- **Work to be completed**:
Locate every line in the material below that has the word "χρόνια". Copy each of those lines.

- **Lines of data**:
##########
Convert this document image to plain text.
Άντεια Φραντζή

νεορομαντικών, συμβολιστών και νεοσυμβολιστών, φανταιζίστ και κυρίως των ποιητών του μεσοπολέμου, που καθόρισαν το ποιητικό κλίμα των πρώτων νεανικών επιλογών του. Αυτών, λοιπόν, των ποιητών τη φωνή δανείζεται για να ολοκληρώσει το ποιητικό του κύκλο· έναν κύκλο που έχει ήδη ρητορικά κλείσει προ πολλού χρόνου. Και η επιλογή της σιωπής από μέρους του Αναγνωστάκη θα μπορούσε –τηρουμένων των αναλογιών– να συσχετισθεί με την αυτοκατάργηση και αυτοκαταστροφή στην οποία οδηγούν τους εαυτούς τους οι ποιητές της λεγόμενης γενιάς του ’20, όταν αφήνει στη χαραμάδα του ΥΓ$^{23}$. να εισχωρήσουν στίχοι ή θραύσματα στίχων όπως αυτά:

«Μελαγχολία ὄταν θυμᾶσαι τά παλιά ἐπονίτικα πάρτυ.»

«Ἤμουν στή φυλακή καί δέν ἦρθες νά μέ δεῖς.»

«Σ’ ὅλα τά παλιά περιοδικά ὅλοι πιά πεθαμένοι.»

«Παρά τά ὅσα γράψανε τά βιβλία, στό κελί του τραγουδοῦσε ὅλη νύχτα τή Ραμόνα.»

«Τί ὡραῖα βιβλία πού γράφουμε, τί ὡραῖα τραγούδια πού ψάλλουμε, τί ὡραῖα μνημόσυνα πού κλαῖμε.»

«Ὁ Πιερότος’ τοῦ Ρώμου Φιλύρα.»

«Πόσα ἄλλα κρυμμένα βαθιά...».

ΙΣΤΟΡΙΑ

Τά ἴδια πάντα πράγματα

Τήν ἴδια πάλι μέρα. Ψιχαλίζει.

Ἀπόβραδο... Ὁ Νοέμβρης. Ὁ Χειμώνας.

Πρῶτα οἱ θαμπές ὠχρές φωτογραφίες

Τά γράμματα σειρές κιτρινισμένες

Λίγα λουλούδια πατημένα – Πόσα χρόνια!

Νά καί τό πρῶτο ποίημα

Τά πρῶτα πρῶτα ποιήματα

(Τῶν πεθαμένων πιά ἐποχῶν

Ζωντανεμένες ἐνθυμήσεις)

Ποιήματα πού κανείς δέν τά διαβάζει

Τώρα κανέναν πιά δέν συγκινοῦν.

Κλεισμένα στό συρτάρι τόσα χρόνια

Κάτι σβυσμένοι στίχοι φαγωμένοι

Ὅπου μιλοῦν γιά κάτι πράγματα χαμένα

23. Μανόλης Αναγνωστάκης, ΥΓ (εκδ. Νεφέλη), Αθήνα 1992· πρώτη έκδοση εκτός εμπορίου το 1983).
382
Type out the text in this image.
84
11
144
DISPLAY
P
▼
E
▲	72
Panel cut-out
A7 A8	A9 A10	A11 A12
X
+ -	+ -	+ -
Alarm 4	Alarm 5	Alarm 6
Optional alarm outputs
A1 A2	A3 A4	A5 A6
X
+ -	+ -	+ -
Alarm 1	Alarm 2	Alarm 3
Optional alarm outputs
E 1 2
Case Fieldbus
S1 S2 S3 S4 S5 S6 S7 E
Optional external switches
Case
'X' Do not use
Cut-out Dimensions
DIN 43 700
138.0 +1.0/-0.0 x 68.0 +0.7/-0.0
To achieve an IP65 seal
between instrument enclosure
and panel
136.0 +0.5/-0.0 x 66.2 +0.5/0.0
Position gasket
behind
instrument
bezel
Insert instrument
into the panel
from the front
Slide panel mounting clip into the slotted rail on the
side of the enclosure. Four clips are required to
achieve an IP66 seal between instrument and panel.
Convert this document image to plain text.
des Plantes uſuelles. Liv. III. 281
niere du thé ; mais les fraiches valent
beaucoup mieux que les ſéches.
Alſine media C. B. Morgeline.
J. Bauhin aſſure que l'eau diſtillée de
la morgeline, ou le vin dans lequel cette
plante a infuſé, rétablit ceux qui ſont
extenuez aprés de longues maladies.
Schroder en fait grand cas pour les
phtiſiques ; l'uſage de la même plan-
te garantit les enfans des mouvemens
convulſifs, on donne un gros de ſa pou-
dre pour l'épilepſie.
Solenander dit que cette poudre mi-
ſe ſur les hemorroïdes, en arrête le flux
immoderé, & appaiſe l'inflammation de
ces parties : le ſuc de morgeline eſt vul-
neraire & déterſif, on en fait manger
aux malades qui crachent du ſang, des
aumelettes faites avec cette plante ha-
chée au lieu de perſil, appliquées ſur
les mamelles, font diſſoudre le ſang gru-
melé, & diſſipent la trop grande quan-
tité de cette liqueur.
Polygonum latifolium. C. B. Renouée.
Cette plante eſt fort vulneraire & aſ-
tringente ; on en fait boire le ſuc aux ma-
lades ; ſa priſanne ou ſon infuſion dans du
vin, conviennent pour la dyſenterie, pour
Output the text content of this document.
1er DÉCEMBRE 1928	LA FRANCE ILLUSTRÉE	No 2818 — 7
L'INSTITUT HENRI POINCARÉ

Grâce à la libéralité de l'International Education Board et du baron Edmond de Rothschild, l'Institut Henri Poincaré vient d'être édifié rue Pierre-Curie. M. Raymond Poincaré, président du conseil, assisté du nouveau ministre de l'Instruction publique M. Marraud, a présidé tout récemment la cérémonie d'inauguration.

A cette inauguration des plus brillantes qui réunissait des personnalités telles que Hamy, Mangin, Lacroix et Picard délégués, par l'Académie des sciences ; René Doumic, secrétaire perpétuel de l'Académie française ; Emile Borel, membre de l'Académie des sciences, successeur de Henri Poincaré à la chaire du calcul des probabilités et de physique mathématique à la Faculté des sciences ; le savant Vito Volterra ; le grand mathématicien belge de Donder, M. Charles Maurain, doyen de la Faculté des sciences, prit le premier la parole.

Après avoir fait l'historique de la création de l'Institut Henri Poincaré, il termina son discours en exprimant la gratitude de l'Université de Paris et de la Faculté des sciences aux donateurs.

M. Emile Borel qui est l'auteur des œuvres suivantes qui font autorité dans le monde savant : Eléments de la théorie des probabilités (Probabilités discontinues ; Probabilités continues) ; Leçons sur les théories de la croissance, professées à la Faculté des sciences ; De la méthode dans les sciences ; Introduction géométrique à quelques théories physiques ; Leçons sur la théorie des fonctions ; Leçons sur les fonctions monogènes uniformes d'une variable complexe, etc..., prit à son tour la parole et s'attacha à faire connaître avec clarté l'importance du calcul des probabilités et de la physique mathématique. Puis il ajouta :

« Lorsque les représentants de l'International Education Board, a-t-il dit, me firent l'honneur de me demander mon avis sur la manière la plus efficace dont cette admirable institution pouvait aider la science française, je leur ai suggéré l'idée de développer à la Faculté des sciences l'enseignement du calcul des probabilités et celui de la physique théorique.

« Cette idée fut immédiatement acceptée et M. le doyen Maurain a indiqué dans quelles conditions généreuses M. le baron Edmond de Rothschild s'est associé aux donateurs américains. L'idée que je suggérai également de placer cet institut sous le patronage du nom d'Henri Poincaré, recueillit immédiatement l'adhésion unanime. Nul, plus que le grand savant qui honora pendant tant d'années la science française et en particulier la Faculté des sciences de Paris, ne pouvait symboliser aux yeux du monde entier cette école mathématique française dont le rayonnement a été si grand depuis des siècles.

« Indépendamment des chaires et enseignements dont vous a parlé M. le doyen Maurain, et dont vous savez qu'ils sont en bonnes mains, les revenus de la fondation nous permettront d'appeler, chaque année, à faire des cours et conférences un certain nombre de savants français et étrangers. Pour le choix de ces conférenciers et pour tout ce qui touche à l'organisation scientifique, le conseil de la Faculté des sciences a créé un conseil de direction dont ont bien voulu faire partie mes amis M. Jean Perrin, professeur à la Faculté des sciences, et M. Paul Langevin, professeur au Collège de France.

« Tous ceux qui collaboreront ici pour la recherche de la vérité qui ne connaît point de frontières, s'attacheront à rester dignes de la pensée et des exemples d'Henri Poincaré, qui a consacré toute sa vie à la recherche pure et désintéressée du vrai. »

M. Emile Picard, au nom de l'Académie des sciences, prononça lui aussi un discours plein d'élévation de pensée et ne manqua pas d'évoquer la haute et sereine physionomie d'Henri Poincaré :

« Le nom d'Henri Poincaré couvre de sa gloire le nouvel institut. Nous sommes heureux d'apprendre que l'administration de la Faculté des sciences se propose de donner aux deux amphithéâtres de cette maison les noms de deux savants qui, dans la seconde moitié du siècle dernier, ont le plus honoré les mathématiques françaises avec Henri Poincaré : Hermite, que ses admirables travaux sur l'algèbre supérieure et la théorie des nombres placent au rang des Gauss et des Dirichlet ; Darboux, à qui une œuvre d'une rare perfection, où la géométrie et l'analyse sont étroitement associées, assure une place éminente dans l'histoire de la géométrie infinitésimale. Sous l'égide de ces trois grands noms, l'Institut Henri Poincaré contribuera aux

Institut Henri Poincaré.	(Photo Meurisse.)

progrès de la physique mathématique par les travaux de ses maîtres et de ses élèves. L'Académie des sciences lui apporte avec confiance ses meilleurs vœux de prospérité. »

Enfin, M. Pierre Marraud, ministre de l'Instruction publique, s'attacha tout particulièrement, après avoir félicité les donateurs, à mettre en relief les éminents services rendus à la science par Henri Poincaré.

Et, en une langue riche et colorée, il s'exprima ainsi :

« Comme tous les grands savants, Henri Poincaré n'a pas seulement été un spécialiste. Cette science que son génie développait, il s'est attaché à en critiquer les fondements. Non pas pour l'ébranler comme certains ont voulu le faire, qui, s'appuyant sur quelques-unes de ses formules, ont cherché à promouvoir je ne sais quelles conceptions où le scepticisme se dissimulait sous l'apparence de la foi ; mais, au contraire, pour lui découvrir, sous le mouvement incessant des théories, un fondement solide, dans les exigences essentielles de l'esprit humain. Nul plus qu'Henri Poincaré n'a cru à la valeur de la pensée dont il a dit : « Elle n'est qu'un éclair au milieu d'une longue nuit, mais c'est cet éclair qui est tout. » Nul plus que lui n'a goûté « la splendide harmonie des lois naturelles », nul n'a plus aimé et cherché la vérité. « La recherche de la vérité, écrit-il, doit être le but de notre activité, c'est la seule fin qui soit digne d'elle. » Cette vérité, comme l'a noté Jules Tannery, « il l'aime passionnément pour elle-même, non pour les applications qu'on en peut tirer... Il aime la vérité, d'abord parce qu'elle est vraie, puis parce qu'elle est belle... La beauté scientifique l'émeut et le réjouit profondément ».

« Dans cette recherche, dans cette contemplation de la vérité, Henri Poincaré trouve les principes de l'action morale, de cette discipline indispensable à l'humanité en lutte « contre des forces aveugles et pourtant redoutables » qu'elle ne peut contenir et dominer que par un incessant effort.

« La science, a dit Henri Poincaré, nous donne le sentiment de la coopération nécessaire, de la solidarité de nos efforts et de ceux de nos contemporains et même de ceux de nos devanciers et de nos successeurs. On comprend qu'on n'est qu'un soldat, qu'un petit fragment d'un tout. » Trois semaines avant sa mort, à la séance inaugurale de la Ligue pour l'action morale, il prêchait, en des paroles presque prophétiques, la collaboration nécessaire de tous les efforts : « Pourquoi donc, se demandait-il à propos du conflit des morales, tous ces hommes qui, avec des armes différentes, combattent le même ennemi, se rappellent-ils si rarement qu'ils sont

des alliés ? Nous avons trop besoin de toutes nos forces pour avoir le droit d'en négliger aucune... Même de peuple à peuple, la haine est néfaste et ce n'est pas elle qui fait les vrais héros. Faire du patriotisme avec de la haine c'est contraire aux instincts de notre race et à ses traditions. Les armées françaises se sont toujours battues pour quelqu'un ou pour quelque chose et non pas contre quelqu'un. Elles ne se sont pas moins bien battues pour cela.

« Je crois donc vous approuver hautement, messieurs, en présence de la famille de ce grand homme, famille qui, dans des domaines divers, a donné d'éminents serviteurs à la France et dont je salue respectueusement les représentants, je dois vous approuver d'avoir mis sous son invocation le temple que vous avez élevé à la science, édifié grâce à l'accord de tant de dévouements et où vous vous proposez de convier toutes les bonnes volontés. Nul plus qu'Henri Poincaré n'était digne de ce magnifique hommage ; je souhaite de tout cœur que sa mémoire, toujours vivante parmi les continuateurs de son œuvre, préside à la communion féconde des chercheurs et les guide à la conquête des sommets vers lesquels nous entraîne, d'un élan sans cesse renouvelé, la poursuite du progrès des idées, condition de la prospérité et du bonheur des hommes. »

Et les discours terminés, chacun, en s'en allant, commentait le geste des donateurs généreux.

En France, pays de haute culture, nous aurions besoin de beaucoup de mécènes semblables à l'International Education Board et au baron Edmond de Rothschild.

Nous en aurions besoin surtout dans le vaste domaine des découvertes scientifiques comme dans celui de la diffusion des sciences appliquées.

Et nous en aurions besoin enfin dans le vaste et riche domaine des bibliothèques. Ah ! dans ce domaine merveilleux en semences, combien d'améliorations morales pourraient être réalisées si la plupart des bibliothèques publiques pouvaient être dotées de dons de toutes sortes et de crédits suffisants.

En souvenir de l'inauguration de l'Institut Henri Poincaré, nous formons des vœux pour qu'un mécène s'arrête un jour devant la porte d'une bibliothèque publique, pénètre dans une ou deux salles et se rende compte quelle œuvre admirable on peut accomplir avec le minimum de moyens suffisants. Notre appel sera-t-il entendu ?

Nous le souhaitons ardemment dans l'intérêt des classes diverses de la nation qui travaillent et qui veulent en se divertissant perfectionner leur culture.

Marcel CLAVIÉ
##########
- **Task answer**:
Λίγα λουλούδια πατημένα – Πόσα χρόνια!
Κλεισμένα στό συρτάρι τόσα χρόνια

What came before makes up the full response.